• [GIVEN RECORDS]
----

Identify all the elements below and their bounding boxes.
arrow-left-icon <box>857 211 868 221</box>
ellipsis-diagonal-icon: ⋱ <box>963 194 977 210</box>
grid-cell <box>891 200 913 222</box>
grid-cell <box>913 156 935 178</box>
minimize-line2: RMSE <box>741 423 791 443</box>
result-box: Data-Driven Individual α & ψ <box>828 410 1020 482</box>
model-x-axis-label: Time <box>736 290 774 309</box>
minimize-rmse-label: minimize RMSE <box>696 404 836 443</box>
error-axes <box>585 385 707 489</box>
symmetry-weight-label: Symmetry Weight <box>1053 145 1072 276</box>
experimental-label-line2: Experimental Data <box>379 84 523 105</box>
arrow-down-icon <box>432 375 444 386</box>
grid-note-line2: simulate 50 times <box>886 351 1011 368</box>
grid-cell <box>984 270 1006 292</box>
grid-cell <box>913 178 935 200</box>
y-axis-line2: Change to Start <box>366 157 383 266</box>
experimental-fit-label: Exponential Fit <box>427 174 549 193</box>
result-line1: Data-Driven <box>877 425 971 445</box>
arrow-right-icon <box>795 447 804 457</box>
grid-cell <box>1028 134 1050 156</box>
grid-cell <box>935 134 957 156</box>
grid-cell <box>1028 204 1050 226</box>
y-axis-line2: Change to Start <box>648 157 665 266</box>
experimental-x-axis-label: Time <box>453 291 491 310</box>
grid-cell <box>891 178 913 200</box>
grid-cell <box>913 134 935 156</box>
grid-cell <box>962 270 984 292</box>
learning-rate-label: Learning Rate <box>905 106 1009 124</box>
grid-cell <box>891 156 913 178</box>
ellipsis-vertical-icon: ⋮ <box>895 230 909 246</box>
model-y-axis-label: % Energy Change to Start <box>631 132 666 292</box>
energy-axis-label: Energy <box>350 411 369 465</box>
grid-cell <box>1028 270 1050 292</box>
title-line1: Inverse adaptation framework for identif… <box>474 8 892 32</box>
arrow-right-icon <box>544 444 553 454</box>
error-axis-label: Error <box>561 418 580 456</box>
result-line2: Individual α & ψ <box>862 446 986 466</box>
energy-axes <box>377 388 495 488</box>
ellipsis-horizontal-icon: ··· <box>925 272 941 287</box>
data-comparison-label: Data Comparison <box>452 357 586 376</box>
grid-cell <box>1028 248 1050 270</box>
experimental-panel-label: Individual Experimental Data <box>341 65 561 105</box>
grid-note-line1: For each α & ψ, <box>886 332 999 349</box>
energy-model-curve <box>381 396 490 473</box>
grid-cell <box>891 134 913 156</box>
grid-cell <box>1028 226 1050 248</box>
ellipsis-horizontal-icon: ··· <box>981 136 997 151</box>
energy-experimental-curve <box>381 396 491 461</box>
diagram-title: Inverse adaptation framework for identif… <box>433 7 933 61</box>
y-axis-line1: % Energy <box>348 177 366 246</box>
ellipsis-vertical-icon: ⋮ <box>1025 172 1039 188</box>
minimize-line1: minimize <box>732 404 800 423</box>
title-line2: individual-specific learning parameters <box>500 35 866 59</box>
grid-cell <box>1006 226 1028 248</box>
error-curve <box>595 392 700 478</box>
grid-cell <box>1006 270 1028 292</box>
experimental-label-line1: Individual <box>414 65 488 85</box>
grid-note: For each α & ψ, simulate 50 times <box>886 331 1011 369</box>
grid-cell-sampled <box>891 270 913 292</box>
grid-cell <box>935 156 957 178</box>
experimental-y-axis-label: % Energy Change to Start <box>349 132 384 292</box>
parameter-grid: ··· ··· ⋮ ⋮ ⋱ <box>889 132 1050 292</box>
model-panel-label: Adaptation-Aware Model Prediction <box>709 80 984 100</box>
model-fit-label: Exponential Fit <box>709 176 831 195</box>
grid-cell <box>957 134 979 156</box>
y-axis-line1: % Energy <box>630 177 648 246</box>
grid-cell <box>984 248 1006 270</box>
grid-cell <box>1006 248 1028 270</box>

----

Return the lines of the listing unchanged, beginning with its first line and ending with the line that contains "experimental-label-line2: Experimental Data", both included.

• [RESULT FOR THIS TASK]
Identify all the elements below and their bounding boxes.
arrow-left-icon <box>857 211 868 221</box>
ellipsis-diagonal-icon: ⋱ <box>963 194 977 210</box>
grid-cell <box>891 200 913 222</box>
grid-cell <box>913 156 935 178</box>
minimize-line2: RMSE <box>741 423 791 443</box>
result-box: Data-Driven Individual α & ψ <box>828 410 1020 482</box>
model-x-axis-label: Time <box>736 290 774 309</box>
minimize-rmse-label: minimize RMSE <box>696 404 836 443</box>
error-axes <box>585 385 707 489</box>
symmetry-weight-label: Symmetry Weight <box>1053 145 1072 276</box>
experimental-label-line2: Experimental Data <box>379 84 523 105</box>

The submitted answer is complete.